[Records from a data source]
"""
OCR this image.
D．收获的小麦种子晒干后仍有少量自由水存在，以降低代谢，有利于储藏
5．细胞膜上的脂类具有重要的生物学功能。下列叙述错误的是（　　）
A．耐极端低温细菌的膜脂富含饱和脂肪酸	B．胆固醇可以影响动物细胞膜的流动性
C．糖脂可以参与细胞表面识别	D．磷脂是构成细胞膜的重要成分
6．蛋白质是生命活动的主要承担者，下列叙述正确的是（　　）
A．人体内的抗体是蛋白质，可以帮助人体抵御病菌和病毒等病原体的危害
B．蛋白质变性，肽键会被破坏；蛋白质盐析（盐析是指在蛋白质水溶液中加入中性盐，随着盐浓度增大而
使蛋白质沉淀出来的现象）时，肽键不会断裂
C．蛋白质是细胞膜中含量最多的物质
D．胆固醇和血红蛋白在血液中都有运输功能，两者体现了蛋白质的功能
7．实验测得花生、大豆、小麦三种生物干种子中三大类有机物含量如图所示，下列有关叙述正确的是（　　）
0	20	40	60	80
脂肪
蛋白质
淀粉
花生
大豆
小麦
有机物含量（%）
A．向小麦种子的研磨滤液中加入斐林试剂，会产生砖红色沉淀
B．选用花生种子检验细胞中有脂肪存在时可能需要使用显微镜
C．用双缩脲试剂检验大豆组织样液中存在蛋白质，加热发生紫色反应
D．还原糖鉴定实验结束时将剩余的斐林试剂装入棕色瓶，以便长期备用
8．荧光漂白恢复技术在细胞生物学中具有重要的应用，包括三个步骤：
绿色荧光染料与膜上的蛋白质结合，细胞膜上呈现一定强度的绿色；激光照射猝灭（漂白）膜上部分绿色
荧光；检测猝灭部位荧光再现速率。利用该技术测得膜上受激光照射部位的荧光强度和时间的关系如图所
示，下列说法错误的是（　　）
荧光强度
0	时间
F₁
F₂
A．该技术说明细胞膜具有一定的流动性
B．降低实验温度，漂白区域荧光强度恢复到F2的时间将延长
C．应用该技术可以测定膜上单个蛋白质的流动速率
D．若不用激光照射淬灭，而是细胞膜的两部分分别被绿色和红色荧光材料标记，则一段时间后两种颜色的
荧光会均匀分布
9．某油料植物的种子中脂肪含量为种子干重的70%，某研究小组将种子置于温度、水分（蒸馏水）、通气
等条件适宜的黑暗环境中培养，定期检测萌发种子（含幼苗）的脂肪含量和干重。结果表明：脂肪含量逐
"""
Extract every record and return it verbatim.

▶ [Exercise response]:
OCR this image.
D．收获的小麦种子晒干后仍有少量自由水存在，以降低代谢，有利于储藏
5．细胞膜上的脂类具有重要的生物学功能。下列叙述错误的是（　　）
A．耐极端低温细菌的膜脂富含饱和脂肪酸	B．胆固醇可以影响动物细胞膜的流动性
C．糖脂可以参与细胞表面识别	D．磷脂是构成细胞膜的重要成分
6．蛋白质是生命活动的主要承担者，下列叙述正确的是（　　）
A．人体内的抗体是蛋白质，可以帮助人体抵御病菌和病毒等病原体的危害
B．蛋白质变性，肽键会被破坏；蛋白质盐析（盐析是指在蛋白质水溶液中加入中性盐，随着盐浓度增大而
使蛋白质沉淀出来的现象）时，肽键不会断裂
C．蛋白质是细胞膜中含量最多的物质
D．胆固醇和血红蛋白在血液中都有运输功能，两者体现了蛋白质的功能
7．实验测得花生、大豆、小麦三种生物干种子中三大类有机物含量如图所示，下列有关叙述正确的是（　　）
0	20	40	60	80
脂肪
蛋白质
淀粉
花生
大豆
小麦
有机物含量（%）
A．向小麦种子的研磨滤液中加入斐林试剂，会产生砖红色沉淀
B．选用花生种子检验细胞中有脂肪存在时可能需要使用显微镜
C．用双缩脲试剂检验大豆组织样液中存在蛋白质，加热发生紫色反应
D．还原糖鉴定实验结束时将剩余的斐林试剂装入棕色瓶，以便长期备用
8．荧光漂白恢复技术在细胞生物学中具有重要的应用，包括三个步骤：
绿色荧光染料与膜上的蛋白质结合，细胞膜上呈现一定强度的绿色；激光照射猝灭（漂白）膜上部分绿色
荧光；检测猝灭部位荧光再现速率。利用该技术测得膜上受激光照射部位的荧光强度和时间的关系如图所
示，下列说法错误的是（　　）
荧光强度
0	时间
F₁
F₂
A．该技术说明细胞膜具有一定的流动性
B．降低实验温度，漂白区域荧光强度恢复到F2的时间将延长
C．应用该技术可以测定膜上单个蛋白质的流动速率
D．若不用激光照射淬灭，而是细胞膜的两部分分别被绿色和红色荧光材料标记，则一段时间后两种颜色的
荧光会均匀分布
9．某油料植物的种子中脂肪含量为种子干重的70%，某研究小组将种子置于温度、水分（蒸馏水）、通气
等条件适宜的黑暗环境中培养，定期检测萌发种子（含幼苗）的脂肪含量和干重。结果表明：脂肪含量逐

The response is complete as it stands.